== Data section
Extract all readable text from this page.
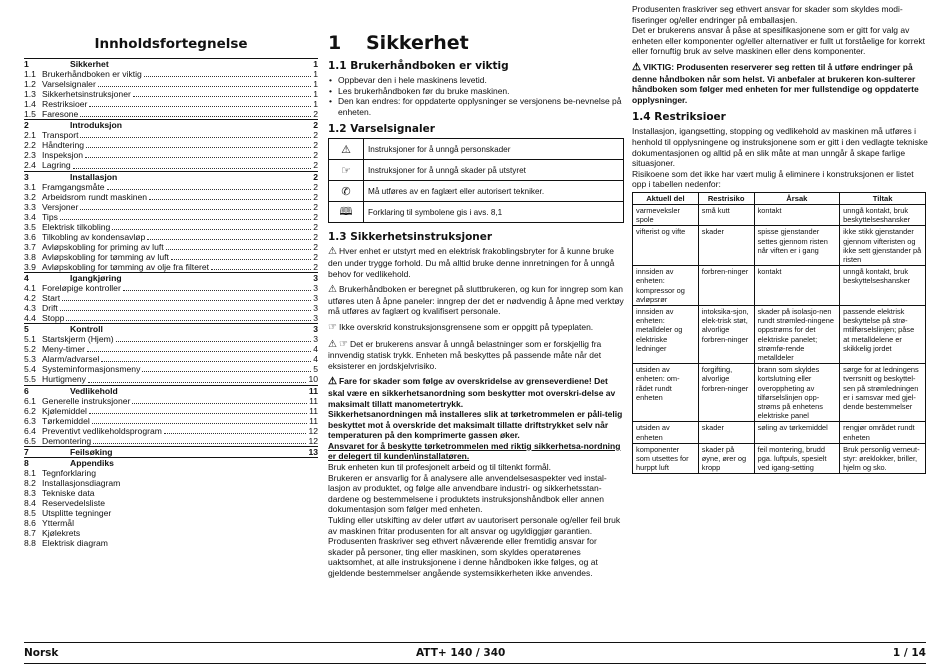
Innholdsfortegnelse
1	Sikkerhet	1
1.1 Brukerhåndboken er viktig	1
1.2 Varselsignaler	1
1.3 Sikkerhetsinstruksjoner	1
1.4 Restriksioer	1
1.5 Faresone	2
2	Introduksjon	2
2.1 Transport	2
2.2 Håndtering	2
2.3 Inspeksjon	2
2.4 Lagring	2
3	Installasjon	2
3.1 Framgangsmåte	2
3.2 Arbeidsrom rundt maskinen	2
3.3 Versjoner	2
3.4 Tips	2
3.5 Elektrisk tilkobling	2
3.6 Tilkobling av kondensavløp	2
3.7 Avløpskobling for priming av luft	2
3.8 Avløpskobling for tømming av luft	2
3.9 Avløpskobling for tømming av olje fra filteret	2
4	Igangkjøring	3
4.1 Foreløpige kontroller	3
4.2 Start	3
4.3 Drift	3
4.4 Stopp	3
5	Kontroll	3
5.1 Startskjerm (Hjem)	3
5.2 Meny-timer	4
5.3 Alarm/advarsel	4
5.4 Systeminformasjonsmeny	5
5.5 Hurtigmeny	10
6	Vedlikehold	11
6.1 Generelle instruksjoner	11
6.2 Kjølemiddel	11
6.3 Tørkemiddel	11
6.4 Preventivt vedlikeholdsprogram	12
6.5 Demontering	12
7	Feilsøking	13
8	Appendiks
8.1 Tegnforklaring
8.2 Installasjonsdiagram
8.3 Tekniske data
8.4 Reservedelsliste
8.5 Utsplitte tegninger
8.6 Yttermål
8.7 Kjølekrets
8.8 Elektrisk diagram
1 Sikkerhet
1.1 Brukerhåndboken er viktig
• Oppbevar den i hele maskinens levetid.
• Les brukerhåndboken før du bruke maskinen.
• Den kan endres: for oppdaterte opplysninger se versjonens be-nevnelse på enheten.
1.2 Varselsignaler
⚠	Instruksjoner for å unngå personskader
☞	Instruksjoner for å unngå skader på utstyret
✆	Må utføres av en faglært eller autorisert tekniker.
🕮	Forklaring til symbolene gis i avs. 8,1
1.3 Sikkerhetsinstruksjoner

⚠ Hver enhet er utstyrt med en elektrisk frakoblingsbryter for å kunne bruke den under trygge forhold. Du må alltid bruke denne innretningen for å unngå behov for vedlikehold.

⚠ Brukerhåndboken er beregnet på sluttbrukeren, og kun for inngrep som kan utføres uten å åpne paneler: inngrep der det er nødvendig å åpne med verktøy må utføres av faglært og kvalifisert personale.

☞ Ikke overskrid konstruksjonsgrensene som er oppgitt på typeplaten.

⚠ ☞ Det er brukerens ansvar å unngå belastninger som er forskjellig fra innvendig statisk trykk. Enheten må beskyttes på passende måte når det eksisterer en jordskjelvrisiko.

⚠ Fare for skader som følge av overskridelse av grenseverdiene! Det skal være en sikkerhetsanordning som beskytter mot overskri-delse av maksimalt tillatt manometertrykk.

Sikkerhetsanordningen må installeres slik at tørketrommelen er påli-telig beskyttet mot å overskride det maksimalt tillatte driftstrykket selv når temperaturen på den komprimerte gassen øker.

Ansvaret for å beskytte tørketrommelen med riktig sikkerhetsa-nordning er delegert til kunden\installatøren.

Bruk enheten kun til profesjonelt arbeid og til tiltenkt formål.

Brukeren er ansvarlig for å analysere alle anvendelsesaspekter ved instal-lasjon av produktet, og følge alle anvendbare industri- og sikkerhetsstan-dardene og bestemmelsene i produktets instruksjonshåndbok eller annen dokumentasjon som følger med enheten.

Tukling eller utskifting av deler utført av uautorisert personale og/eller feil bruk av maskinen fritar produsenten for alt ansvar og ugyldiggjør garantien.

Produsenten fraskriver seg ethvert nåværende eller fremtidig ansvar for skader på personer, ting eller maskinen, som skyldes operatørenes uaktsomhet, at alle instruksjonene i denne håndboken ikke følges, og at gjeldende bestemmelser angående systemsikkerheten ikke anvendes.

Produsenten fraskriver seg ethvert ansvar for skader som skyldes modi-fiseringer og/eller endringer på emballasjen.

Det er brukerens ansvar å påse at spesifikasjonene som er gitt for valg av enheten eller komponenter og/eller alternativer er fullt ut forståelige for korrekt eller fornuftig bruk av selve maskinen eller dens komponenter.

⚠ VIKTIG: Produsenten reserverer seg retten til å utføre endringer på denne håndboken når som helst. Vi anbefaler at brukeren kon-sulterer håndboken som følger med enheten for mer fullstendige og oppdaterte opplysninger.

1.4 Restriksioer

Installasjon, igangsetting, stopping og vedlikehold av maskinen må utføres i henhold til opplysningene og instruksjonene som er gitt i den vedlagte tekniske dokumentasjonen og alltid på en slik måte at man unngår å skape farlige situasjoner.

Risikoene som det ikke har vært mulig å eliminere i konstruksjonen er listet opp i tabellen nedenfor:

Aktuell del	Restrisiko	Årsak	Tiltak
varmeveksler spole	små kutt	kontakt	unngå kontakt, bruk beskyttelseshansker
vifterist og vifte	skader	spisse gjenstander settes gjennom risten når viften er i gang	ikke stikk gjenstander gjennom vifteristen og ikke sett gjenstander på risten
innsiden av enheten: kompressor og avløpsrør	forbren-ninger	kontakt	unngå kontakt, bruk beskyttelseshansker
innsiden av enheten: metalldeler og elektriske ledninger	intoksika-sjon, elek-trisk støt, alvorlige forbren-ninger	skader på isolasjo-nen rundt strømled-ningene oppstrøms for det elektriske panelet; strømfø-rende metalldeler	passende elektrisk beskyttelse på strø-mtilførselslinjen; påse at metalldelene er skikkelig jordet
utsiden av enheten: om-rådet rundt enheten	forgifting, alvorlige forbren-ninger	brann som skyldes kortslutning eller overoppheting av tilførselslinjen opp-strøms på enhetens elektriske panel	sørge for at ledningens tverrsnitt og beskyttel-sen på strømledningen er i samsvar med gjel-dende bestemmelser
utsiden av enheten	skader	søling av tørkemiddel	rengjør området rundt enheten
komponenter som utsettes for hurppt luft	skader på øyne, ører og kropp	feil montering, brudd pga. luftpuls, spesielt ved igang-setting	Bruk personlig verneut-styr: øreklokker, briller, hjelm og sko.
Norsk	ATT+ 140 / 340	1 / 14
====
■ Work to be completed ■
Transcribe every entry word for word, but omit the pictures.

■ Response to this task ■
Extract all readable text from this page.
Innholdsfortegnelse
1	Sikkerhet	1
1.1 Brukerhåndboken er viktig	1
1.2 Varselsignaler	1
1.3 Sikkerhetsinstruksjoner	1
1.4 Restriksioer	1
1.5 Faresone	2
2	Introduksjon	2
2.1 Transport	2
2.2 Håndtering	2
2.3 Inspeksjon	2
2.4 Lagring	2
3	Installasjon	2
3.1 Framgangsmåte	2
3.2 Arbeidsrom rundt maskinen	2
3.3 Versjoner	2
3.4 Tips	2
3.5 Elektrisk tilkobling	2
3.6 Tilkobling av kondensavløp	2
3.7 Avløpskobling for priming av luft	2
3.8 Avløpskobling for tømming av luft	2
3.9 Avløpskobling for tømming av olje fra filteret	2
4	Igangkjøring	3
4.1 Foreløpige kontroller	3
4.2 Start	3
4.3 Drift	3
4.4 Stopp	3
5	Kontroll	3
5.1 Startskjerm (Hjem)	3
5.2 Meny-timer	4
5.3 Alarm/advarsel	4
5.4 Systeminformasjonsmeny	5
5.5 Hurtigmeny	10
6	Vedlikehold	11
6.1 Generelle instruksjoner	11
6.2 Kjølemiddel	11
6.3 Tørkemiddel	11
6.4 Preventivt vedlikeholdsprogram	12
6.5 Demontering	12
7	Feilsøking	13
8	Appendiks
8.1 Tegnforklaring
8.2 Installasjonsdiagram
8.3 Tekniske data
8.4 Reservedelsliste
8.5 Utsplitte tegninger
8.6 Yttermål
8.7 Kjølekrets
8.8 Elektrisk diagram
1 Sikkerhet
1.1 Brukerhåndboken er viktig
• Oppbevar den i hele maskinens levetid.
• Les brukerhåndboken før du bruke maskinen.
• Den kan endres: for oppdaterte opplysninger se versjonens be-nevnelse på enheten.
1.2 Varselsignaler
⚠	Instruksjoner for å unngå personskader
☞	Instruksjoner for å unngå skader på utstyret
✆	Må utføres av en faglært eller autorisert tekniker.
🕮	Forklaring til symbolene gis i avs. 8,1
1.3 Sikkerhetsinstruksjoner

⚠ Hver enhet er utstyrt med en elektrisk frakoblingsbryter for å kunne bruke den under trygge forhold. Du må alltid bruke denne innretningen for å unngå behov for vedlikehold.

⚠ Brukerhåndboken er beregnet på sluttbrukeren, og kun for inngrep som kan utføres uten å åpne paneler: inngrep der det er nødvendig å åpne med verktøy må utføres av faglært og kvalifisert personale.

☞ Ikke overskrid konstruksjonsgrensene som er oppgitt på typeplaten.

⚠ ☞ Det er brukerens ansvar å unngå belastninger som er forskjellig fra innvendig statisk trykk. Enheten må beskyttes på passende måte når det eksisterer en jordskjelvrisiko.

⚠ Fare for skader som følge av overskridelse av grenseverdiene! Det skal være en sikkerhetsanordning som beskytter mot overskri-delse av maksimalt tillatt manometertrykk.

Sikkerhetsanordningen må installeres slik at tørketrommelen er påli-telig beskyttet mot å overskride det maksimalt tillatte driftstrykket selv når temperaturen på den komprimerte gassen øker.

Ansvaret for å beskytte tørketrommelen med riktig sikkerhetsa-nordning er delegert til kunden\installatøren.

Bruk enheten kun til profesjonelt arbeid og til tiltenkt formål.

Brukeren er ansvarlig for å analysere alle anvendelsesaspekter ved instal-lasjon av produktet, og følge alle anvendbare industri- og sikkerhetsstan-dardene og bestemmelsene i produktets instruksjonshåndbok eller annen dokumentasjon som følger med enheten.

Tukling eller utskifting av deler utført av uautorisert personale og/eller feil bruk av maskinen fritar produsenten for alt ansvar og ugyldiggjør garantien.

Produsenten fraskriver seg ethvert nåværende eller fremtidig ansvar for skader på personer, ting eller maskinen, som skyldes operatørenes uaktsomhet, at alle instruksjonene i denne håndboken ikke følges, og at gjeldende bestemmelser angående systemsikkerheten ikke anvendes.

Produsenten fraskriver seg ethvert ansvar for skader som skyldes modi-fiseringer og/eller endringer på emballasjen.

Det er brukerens ansvar å påse at spesifikasjonene som er gitt for valg av enheten eller komponenter og/eller alternativer er fullt ut forståelige for korrekt eller fornuftig bruk av selve maskinen eller dens komponenter.

⚠ VIKTIG: Produsenten reserverer seg retten til å utføre endringer på denne håndboken når som helst. Vi anbefaler at brukeren kon-sulterer håndboken som følger med enheten for mer fullstendige og oppdaterte opplysninger.

1.4 Restriksioer

Installasjon, igangsetting, stopping og vedlikehold av maskinen må utføres i henhold til opplysningene og instruksjonene som er gitt i den vedlagte tekniske dokumentasjonen og alltid på en slik måte at man unngår å skape farlige situasjoner.

Risikoene som det ikke har vært mulig å eliminere i konstruksjonen er listet opp i tabellen nedenfor:

Aktuell del	Restrisiko	Årsak	Tiltak
varmeveksler spole	små kutt	kontakt	unngå kontakt, bruk beskyttelseshansker
vifterist og vifte	skader	spisse gjenstander settes gjennom risten når viften er i gang	ikke stikk gjenstander gjennom vifteristen og ikke sett gjenstander på risten
innsiden av enheten: kompressor og avløpsrør	forbren-ninger	kontakt	unngå kontakt, bruk beskyttelseshansker
innsiden av enheten: metalldeler og elektriske ledninger	intoksika-sjon, elek-trisk støt, alvorlige forbren-ninger	skader på isolasjo-nen rundt strømled-ningene oppstrøms for det elektriske panelet; strømfø-rende metalldeler	passende elektrisk beskyttelse på strø-mtilførselslinjen; påse at metalldelene er skikkelig jordet
utsiden av enheten: om-rådet rundt enheten	forgifting, alvorlige forbren-ninger	brann som skyldes kortslutning eller overoppheting av tilførselslinjen opp-strøms på enhetens elektriske panel	sørge for at ledningens tverrsnitt og beskyttel-sen på strømledningen er i samsvar med gjel-dende bestemmelser
utsiden av enheten	skader	søling av tørkemiddel	rengjør området rundt enheten
komponenter som utsettes for hurppt luft	skader på øyne, ører og kropp	feil montering, brudd pga. luftpuls, spesielt ved igang-setting	Bruk personlig verneut-styr: øreklokker, briller, hjelm og sko.
Norsk	ATT+ 140 / 340	1 / 14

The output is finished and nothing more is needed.